Return all of the data exactly as written, without the pictures.

'''

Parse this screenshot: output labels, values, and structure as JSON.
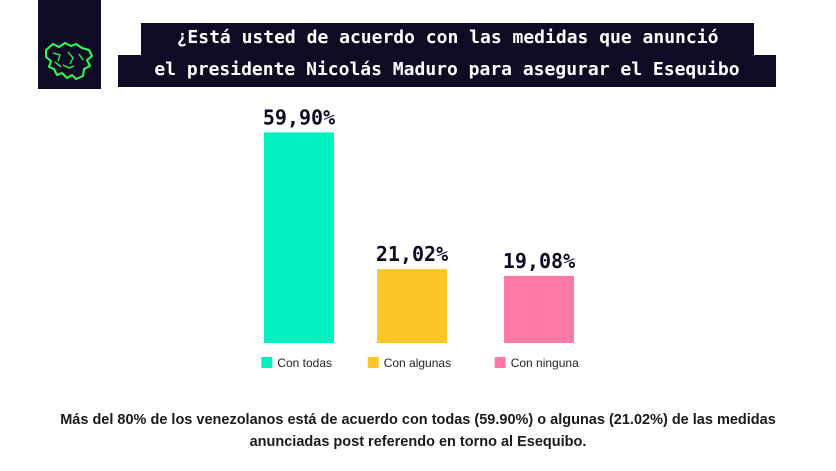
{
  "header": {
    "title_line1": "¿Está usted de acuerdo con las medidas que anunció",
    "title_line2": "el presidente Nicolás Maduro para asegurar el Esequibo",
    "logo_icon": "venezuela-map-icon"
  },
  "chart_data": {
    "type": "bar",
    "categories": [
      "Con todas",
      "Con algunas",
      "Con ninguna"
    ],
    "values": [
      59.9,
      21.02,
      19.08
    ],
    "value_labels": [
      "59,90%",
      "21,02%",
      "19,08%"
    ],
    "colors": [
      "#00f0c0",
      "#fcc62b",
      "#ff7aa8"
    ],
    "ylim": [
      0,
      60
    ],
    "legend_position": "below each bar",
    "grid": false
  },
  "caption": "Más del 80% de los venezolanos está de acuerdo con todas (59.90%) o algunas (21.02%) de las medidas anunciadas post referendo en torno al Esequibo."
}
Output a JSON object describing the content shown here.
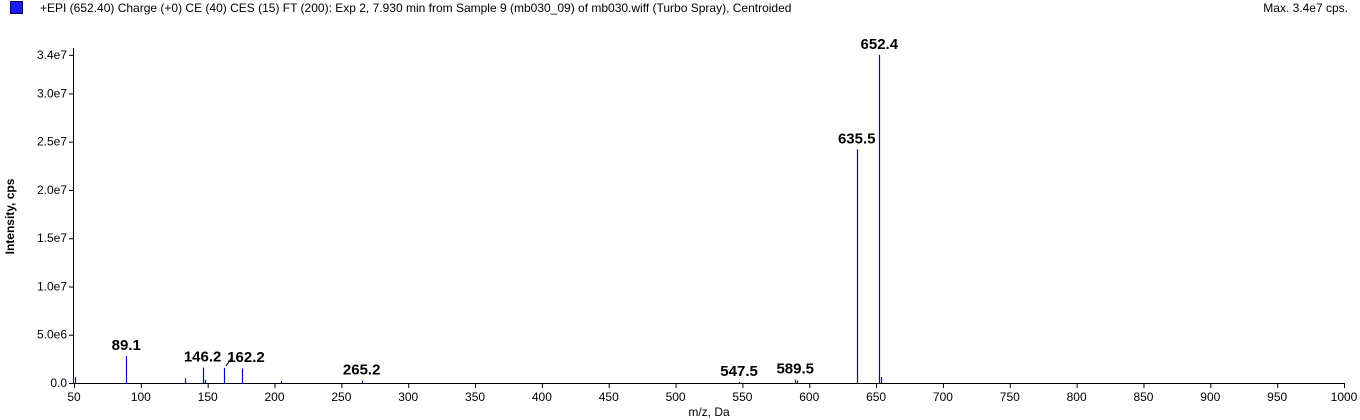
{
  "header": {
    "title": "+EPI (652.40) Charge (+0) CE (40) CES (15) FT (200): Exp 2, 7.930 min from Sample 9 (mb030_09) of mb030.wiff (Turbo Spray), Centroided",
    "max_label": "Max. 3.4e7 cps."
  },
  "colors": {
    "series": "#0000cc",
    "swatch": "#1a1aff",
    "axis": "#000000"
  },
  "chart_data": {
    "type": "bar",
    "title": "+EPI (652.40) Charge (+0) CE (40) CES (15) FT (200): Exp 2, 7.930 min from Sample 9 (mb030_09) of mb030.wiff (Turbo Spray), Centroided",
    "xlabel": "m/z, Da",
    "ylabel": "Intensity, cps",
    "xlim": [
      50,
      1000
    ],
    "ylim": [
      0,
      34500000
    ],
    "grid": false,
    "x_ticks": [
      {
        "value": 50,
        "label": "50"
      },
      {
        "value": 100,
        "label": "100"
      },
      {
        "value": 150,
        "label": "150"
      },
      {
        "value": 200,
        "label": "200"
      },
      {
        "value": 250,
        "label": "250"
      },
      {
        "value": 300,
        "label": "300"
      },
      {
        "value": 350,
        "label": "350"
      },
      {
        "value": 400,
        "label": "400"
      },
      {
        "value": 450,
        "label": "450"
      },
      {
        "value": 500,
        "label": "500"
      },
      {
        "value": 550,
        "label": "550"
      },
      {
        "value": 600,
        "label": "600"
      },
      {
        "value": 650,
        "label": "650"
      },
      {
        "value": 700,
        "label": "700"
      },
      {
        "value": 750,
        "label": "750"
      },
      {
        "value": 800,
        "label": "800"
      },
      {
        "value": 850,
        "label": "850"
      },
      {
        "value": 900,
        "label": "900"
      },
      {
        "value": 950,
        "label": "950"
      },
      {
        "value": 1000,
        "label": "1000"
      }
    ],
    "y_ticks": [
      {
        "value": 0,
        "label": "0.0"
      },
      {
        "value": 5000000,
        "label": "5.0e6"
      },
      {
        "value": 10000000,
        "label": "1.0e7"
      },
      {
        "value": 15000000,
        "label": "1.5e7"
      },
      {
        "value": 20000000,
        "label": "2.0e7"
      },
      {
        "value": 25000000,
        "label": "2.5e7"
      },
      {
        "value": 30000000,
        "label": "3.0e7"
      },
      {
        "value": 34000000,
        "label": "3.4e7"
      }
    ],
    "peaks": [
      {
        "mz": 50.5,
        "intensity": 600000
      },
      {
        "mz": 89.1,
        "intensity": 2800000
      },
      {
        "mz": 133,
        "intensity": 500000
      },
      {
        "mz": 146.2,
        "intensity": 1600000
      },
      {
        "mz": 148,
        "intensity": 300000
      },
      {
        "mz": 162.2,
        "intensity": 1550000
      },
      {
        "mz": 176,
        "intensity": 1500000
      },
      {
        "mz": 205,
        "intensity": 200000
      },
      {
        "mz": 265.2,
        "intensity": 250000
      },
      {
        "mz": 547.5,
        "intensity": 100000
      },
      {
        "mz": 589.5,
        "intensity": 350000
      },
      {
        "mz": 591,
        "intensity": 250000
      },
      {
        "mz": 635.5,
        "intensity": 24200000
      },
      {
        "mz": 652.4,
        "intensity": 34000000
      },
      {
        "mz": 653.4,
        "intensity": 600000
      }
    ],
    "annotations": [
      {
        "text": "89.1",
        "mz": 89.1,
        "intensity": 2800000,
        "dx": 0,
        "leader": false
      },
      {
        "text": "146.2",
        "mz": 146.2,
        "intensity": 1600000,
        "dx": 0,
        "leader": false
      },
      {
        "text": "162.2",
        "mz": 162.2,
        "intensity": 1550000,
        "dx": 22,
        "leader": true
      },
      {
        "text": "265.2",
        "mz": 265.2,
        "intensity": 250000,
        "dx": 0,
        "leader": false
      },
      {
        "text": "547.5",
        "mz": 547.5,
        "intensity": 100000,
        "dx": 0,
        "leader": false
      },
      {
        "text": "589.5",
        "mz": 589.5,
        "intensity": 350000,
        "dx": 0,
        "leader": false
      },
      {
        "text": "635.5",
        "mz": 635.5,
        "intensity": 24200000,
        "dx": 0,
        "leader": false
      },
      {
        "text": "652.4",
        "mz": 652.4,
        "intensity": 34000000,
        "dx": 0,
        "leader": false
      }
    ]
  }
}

'''

### [FULL RESPONSE]
Parse this screenshot: output labels, values, and structure as JSON.
{
  "header": {
    "title_line1": "¿Está usted de acuerdo con las medidas que anunció",
    "title_line2": "el presidente Nicolás Maduro para asegurar el Esequibo",
    "logo_icon": "venezuela-map-icon"
  },
  "chart_data": {
    "type": "bar",
    "categories": [
      "Con todas",
      "Con algunas",
      "Con ninguna"
    ],
    "values": [
      59.9,
      21.02,
      19.08
    ],
    "value_labels": [
      "59,90%",
      "21,02%",
      "19,08%"
    ],
    "colors": [
      "#00f0c0",
      "#fcc62b",
      "#ff7aa8"
    ],
    "ylim": [
      0,
      60
    ],
    "legend_position": "below each bar",
    "grid": false
  },
  "caption": "Más del 80% de los venezolanos está de acuerdo con todas (59.90%) o algunas (21.02%) de las medidas anunciadas post referendo en torno al Esequibo."
}
Output a JSON object describing the content shown here.
{
  "header": {
    "title": "+EPI (652.40) Charge (+0) CE (40) CES (15) FT (200): Exp 2, 7.930 min from Sample 9 (mb030_09) of mb030.wiff (Turbo Spray), Centroided",
    "max_label": "Max. 3.4e7 cps."
  },
  "colors": {
    "series": "#0000cc",
    "swatch": "#1a1aff",
    "axis": "#000000"
  },
  "chart_data": {
    "type": "bar",
    "title": "+EPI (652.40) Charge (+0) CE (40) CES (15) FT (200): Exp 2, 7.930 min from Sample 9 (mb030_09) of mb030.wiff (Turbo Spray), Centroided",
    "xlabel": "m/z, Da",
    "ylabel": "Intensity, cps",
    "xlim": [
      50,
      1000
    ],
    "ylim": [
      0,
      34500000
    ],
    "grid": false,
    "x_ticks": [
      {
        "value": 50,
        "label": "50"
      },
      {
        "value": 100,
        "label": "100"
      },
      {
        "value": 150,
        "label": "150"
      },
      {
        "value": 200,
        "label": "200"
      },
      {
        "value": 250,
        "label": "250"
      },
      {
        "value": 300,
        "label": "300"
      },
      {
        "value": 350,
        "label": "350"
      },
      {
        "value": 400,
        "label": "400"
      },
      {
        "value": 450,
        "label": "450"
      },
      {
        "value": 500,
        "label": "500"
      },
      {
        "value": 550,
        "label": "550"
      },
      {
        "value": 600,
        "label": "600"
      },
      {
        "value": 650,
        "label": "650"
      },
      {
        "value": 700,
        "label": "700"
      },
      {
        "value": 750,
        "label": "750"
      },
      {
        "value": 800,
        "label": "800"
      },
      {
        "value": 850,
        "label": "850"
      },
      {
        "value": 900,
        "label": "900"
      },
      {
        "value": 950,
        "label": "950"
      },
      {
        "value": 1000,
        "label": "1000"
      }
    ],
    "y_ticks": [
      {
        "value": 0,
        "label": "0.0"
      },
      {
        "value": 5000000,
        "label": "5.0e6"
      },
      {
        "value": 10000000,
        "label": "1.0e7"
      },
      {
        "value": 15000000,
        "label": "1.5e7"
      },
      {
        "value": 20000000,
        "label": "2.0e7"
      },
      {
        "value": 25000000,
        "label": "2.5e7"
      },
      {
        "value": 30000000,
        "label": "3.0e7"
      },
      {
        "value": 34000000,
        "label": "3.4e7"
      }
    ],
    "peaks": [
      {
        "mz": 50.5,
        "intensity": 600000
      },
      {
        "mz": 89.1,
        "intensity": 2800000
      },
      {
        "mz": 133,
        "intensity": 500000
      },
      {
        "mz": 146.2,
        "intensity": 1600000
      },
      {
        "mz": 148,
        "intensity": 300000
      },
      {
        "mz": 162.2,
        "intensity": 1550000
      },
      {
        "mz": 176,
        "intensity": 1500000
      },
      {
        "mz": 205,
        "intensity": 200000
      },
      {
        "mz": 265.2,
        "intensity": 250000
      },
      {
        "mz": 547.5,
        "intensity": 100000
      },
      {
        "mz": 589.5,
        "intensity": 350000
      },
      {
        "mz": 591,
        "intensity": 250000
      },
      {
        "mz": 635.5,
        "intensity": 24200000
      },
      {
        "mz": 652.4,
        "intensity": 34000000
      },
      {
        "mz": 653.4,
        "intensity": 600000
      }
    ],
    "annotations": [
      {
        "text": "89.1",
        "mz": 89.1,
        "intensity": 2800000,
        "dx": 0,
        "leader": false
      },
      {
        "text": "146.2",
        "mz": 146.2,
        "intensity": 1600000,
        "dx": 0,
        "leader": false
      },
      {
        "text": "162.2",
        "mz": 162.2,
        "intensity": 1550000,
        "dx": 22,
        "leader": true
      },
      {
        "text": "265.2",
        "mz": 265.2,
        "intensity": 250000,
        "dx": 0,
        "leader": false
      },
      {
        "text": "547.5",
        "mz": 547.5,
        "intensity": 100000,
        "dx": 0,
        "leader": false
      },
      {
        "text": "589.5",
        "mz": 589.5,
        "intensity": 350000,
        "dx": 0,
        "leader": false
      },
      {
        "text": "635.5",
        "mz": 635.5,
        "intensity": 24200000,
        "dx": 0,
        "leader": false
      },
      {
        "text": "652.4",
        "mz": 652.4,
        "intensity": 34000000,
        "dx": 0,
        "leader": false
      }
    ]
  }
}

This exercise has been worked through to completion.